VORLIEGENDER TEXT:
FDP Solingen lehnt Mindestpreise für Uber und Mitfahrdienste strikt ab
Zenon PechelFDP Solingen lehnt Mindestpreise für Uber und Mitfahrdienste strikt ab
Die Solinger FDP hat sich gegen eine neue kommunale Verordnung zur Preisgestaltung bei Mitfahrdiensten ausgesprochen. Die Regelung legt einen Mindestpreis für Anbieter wie Uber fest, der bei 91 Prozent des üblichen Taxitarifs liegt. Lokale Politiker kritisieren, dass die Maßnahme die Kosten für die Bürger erhöhen und den Wettbewerb einschränken werde.
Uber war in Solingen mit einem Modell auf den Markt getreten, das auf Bezahlbarkeit und Komfort setzt. Der Dienst bot feste Preise im Voraus, schnelle Verfügbarkeit und günstigere Fahrten als herkömmliche Taxis an. Seit dem Start nutzen immer mehr Einwohner die App, auch wenn keine Daten darüber vorliegen, wie sich dies auf das Taxigewerbe auswirkt.
Nina Brattig, FDP-Fraktionsvorsitzende im Solinger Stadtrat, übt scharfe Kritik an der neuen Mindestpreisregelung. Sie argumentiert, dass künstlich erhöhte Preise vor allem diejenigen belasten würden, die auf günstige Transportmöglichkeiten angewiesen seien. Die Verordnung, so Brattig, löse keine grundlegenden Probleme, sondern mache Uber für junge Leute und Gelegenheitsnutzer weniger attraktiv.

[Daten zur Analyse des Seitenlayouts]
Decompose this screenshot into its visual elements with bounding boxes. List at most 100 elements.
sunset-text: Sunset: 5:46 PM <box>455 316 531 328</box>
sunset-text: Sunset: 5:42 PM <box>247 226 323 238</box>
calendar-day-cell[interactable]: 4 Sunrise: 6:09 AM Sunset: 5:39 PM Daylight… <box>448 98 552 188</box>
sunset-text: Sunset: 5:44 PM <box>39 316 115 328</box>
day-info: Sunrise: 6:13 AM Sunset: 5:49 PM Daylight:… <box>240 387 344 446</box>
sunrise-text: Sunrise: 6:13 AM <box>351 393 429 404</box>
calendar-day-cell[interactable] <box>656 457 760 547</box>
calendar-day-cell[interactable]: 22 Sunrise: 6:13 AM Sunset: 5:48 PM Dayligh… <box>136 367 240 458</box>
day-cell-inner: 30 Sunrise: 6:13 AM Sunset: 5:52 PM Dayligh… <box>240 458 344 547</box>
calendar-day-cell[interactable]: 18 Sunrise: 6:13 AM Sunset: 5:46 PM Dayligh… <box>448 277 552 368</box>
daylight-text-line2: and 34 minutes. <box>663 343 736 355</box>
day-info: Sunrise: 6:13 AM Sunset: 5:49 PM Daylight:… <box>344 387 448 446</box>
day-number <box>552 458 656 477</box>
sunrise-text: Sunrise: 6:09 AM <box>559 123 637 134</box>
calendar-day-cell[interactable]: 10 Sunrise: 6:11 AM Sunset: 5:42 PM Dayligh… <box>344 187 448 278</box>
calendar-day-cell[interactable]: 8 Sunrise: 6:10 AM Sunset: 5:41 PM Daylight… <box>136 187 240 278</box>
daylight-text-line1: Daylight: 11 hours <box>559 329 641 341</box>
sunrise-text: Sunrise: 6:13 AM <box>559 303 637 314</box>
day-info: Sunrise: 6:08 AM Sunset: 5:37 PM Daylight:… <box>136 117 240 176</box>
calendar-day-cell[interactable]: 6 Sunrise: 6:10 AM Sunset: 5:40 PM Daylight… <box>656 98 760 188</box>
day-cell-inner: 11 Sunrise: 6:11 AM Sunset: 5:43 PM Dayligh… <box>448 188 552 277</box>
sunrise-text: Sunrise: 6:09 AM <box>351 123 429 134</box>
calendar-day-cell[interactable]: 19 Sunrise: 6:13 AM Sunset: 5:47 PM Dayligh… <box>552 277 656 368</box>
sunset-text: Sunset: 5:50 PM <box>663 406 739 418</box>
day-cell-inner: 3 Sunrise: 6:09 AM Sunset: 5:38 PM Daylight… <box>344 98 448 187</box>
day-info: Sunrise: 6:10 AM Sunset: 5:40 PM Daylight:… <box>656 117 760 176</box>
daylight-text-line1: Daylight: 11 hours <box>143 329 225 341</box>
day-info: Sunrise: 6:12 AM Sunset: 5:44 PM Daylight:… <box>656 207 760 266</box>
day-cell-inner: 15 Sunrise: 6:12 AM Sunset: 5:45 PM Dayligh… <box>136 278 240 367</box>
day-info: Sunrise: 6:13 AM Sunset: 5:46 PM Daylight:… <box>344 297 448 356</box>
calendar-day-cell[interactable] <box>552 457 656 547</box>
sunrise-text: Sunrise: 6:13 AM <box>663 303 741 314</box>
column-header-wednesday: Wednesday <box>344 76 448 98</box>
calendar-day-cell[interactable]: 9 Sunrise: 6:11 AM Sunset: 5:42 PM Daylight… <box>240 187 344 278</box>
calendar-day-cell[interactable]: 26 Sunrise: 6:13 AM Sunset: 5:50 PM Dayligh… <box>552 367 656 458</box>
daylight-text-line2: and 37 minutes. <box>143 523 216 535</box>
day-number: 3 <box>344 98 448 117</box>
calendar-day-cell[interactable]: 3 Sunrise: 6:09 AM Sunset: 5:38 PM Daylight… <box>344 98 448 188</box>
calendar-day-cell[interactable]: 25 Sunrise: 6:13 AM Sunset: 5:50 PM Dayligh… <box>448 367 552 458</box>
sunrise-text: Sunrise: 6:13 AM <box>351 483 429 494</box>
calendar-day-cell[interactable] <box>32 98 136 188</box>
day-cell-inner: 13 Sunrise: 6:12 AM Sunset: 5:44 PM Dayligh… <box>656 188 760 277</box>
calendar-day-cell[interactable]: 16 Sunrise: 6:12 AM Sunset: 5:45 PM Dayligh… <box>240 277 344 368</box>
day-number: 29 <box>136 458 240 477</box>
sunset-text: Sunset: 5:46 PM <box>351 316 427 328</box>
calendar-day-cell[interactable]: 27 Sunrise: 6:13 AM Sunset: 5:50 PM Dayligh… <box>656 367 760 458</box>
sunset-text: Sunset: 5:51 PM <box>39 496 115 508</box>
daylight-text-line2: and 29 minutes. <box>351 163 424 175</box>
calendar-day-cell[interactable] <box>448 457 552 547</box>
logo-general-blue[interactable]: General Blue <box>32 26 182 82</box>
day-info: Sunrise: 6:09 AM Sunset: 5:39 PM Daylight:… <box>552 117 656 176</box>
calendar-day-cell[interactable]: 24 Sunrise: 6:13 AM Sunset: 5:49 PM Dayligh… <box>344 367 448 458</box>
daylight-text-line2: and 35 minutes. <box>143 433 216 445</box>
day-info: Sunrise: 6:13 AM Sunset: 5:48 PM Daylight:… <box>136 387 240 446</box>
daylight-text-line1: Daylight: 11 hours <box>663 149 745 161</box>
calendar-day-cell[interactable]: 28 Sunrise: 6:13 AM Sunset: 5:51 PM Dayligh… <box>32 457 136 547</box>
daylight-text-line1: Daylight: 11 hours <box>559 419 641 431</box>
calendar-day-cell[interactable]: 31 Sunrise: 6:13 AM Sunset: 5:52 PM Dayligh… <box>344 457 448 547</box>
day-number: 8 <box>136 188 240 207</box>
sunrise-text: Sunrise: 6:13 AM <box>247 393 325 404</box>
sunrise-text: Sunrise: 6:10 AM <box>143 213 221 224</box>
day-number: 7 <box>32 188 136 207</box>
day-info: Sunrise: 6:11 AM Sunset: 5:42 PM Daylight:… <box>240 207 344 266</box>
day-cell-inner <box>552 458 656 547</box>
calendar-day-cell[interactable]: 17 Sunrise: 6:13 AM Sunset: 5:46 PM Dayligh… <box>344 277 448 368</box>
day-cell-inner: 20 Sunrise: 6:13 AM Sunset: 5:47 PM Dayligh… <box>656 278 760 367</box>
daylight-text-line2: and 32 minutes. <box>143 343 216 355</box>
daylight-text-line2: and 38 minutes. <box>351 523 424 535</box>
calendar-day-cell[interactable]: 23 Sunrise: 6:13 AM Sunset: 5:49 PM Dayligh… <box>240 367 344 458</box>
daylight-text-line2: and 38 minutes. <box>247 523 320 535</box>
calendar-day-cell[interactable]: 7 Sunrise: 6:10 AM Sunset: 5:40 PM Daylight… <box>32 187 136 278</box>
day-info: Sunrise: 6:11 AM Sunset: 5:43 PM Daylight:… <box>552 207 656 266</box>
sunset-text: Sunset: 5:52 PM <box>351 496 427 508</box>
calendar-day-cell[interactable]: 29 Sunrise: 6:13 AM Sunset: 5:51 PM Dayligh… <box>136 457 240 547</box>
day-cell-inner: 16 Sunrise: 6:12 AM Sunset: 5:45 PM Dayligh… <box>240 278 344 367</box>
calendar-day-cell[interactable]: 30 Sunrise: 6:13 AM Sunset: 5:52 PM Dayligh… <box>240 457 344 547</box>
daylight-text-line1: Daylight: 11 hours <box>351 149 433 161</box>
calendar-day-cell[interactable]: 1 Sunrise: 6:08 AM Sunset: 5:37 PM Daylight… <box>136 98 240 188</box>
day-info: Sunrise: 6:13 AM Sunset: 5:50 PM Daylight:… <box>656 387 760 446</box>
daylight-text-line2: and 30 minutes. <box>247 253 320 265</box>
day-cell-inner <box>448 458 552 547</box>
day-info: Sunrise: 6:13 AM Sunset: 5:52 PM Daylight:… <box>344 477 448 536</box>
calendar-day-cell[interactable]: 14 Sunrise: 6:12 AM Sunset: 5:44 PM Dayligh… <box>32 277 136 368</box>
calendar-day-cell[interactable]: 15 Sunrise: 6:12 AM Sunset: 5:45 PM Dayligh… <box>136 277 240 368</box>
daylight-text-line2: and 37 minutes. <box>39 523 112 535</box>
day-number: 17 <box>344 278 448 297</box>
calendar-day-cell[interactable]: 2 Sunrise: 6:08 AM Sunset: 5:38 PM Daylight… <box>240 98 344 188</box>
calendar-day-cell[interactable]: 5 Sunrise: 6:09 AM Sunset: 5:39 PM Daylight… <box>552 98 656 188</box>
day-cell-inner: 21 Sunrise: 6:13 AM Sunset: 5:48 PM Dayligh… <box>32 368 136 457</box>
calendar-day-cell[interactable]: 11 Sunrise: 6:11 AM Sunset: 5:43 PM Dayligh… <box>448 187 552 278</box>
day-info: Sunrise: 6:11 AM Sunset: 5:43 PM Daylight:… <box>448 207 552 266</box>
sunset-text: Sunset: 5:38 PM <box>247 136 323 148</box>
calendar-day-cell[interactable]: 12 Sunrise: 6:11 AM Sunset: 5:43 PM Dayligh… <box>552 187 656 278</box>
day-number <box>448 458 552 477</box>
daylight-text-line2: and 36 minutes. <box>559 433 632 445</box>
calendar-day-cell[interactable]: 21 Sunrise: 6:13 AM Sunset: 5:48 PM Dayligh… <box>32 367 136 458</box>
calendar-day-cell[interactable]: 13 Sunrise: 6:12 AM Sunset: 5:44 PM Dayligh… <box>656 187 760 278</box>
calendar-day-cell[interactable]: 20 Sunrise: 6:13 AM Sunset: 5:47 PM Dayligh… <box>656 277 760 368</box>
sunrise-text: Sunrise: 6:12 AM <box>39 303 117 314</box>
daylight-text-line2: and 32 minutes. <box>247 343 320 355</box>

AUFGABE 1: Erklären Sie mithilfe des Artikels über die Mindestpreise für Mitfahrdienste in Solingen, warum lokale Politiker die neue Verordnung kritisieren. Antworten Sie in höchstens drei Sätzen.
AUFGABE 2:
Beantworten Sie anhand des Artikels über die Mindestpreise für Mitfahrdienste in Solingen die folgenden Fragen:
(a) Bei wie viel Prozent des üblichen Taxitarifs liegt der neue Mindestpreis?
(b) Was bot der Dienst von Uber in Solingen an?
(c) Welche Funktion hat Nina Brattig?
AUFGABE 3: Schreiben Sie den Artikel über die Mindestpreise für Mitfahrdienste in Solingen im Anschluss an seinen letzten Satz weiter.

ANTWORT 1: Lokale Politiker kritisieren die Verordnung, weil sie die Kosten für die Bürger erhöhen und den Wettbewerb einschränken werde. Nina Brattig argumentiert außerdem, dass künstlich erhöhte Preise vor allem diejenigen belasten würden, die auf günstige Transportmöglichkeiten angewiesen seien.

ANTWORT 2:
(a) Der Mindestpreis liegt bei 91 Prozent des üblichen Taxitarifs.
(b) Uber bot feste Preise im Voraus, schnelle Verfügbarkeit und günstigere Fahrten als herkömmliche Taxis an.
(c) Nina Brattig ist FDP-Fraktionsvorsitzende im Solinger Stadtrat.

ANTWORT 3:
Stattdessen fordert sie einen anderen Ansatz: fairen Wettbewerb unter modernisierten Vorschriften. Die aktuellen Taxiregeln bezeichnete sie als veraltet und plädierte für Reformen anstelle von Maßnahmen, die etablierte Unternehmen vor Konkurrenz schützen.
Die Verordnung zwingt Mitfahrdienste, mindestens 91 Prozent des Taxipreises zu verlangen. Kritiker befürchten, dass dies die Erschwinglichkeit verringert und die Auswahl für Fahrgäste einschränkt. Der Widerstand der FDP unterstreicht die anhaltenden Spannungen zwischen neuen Mobilitätsdienstleistern und traditionellen Verkehrsanbietern.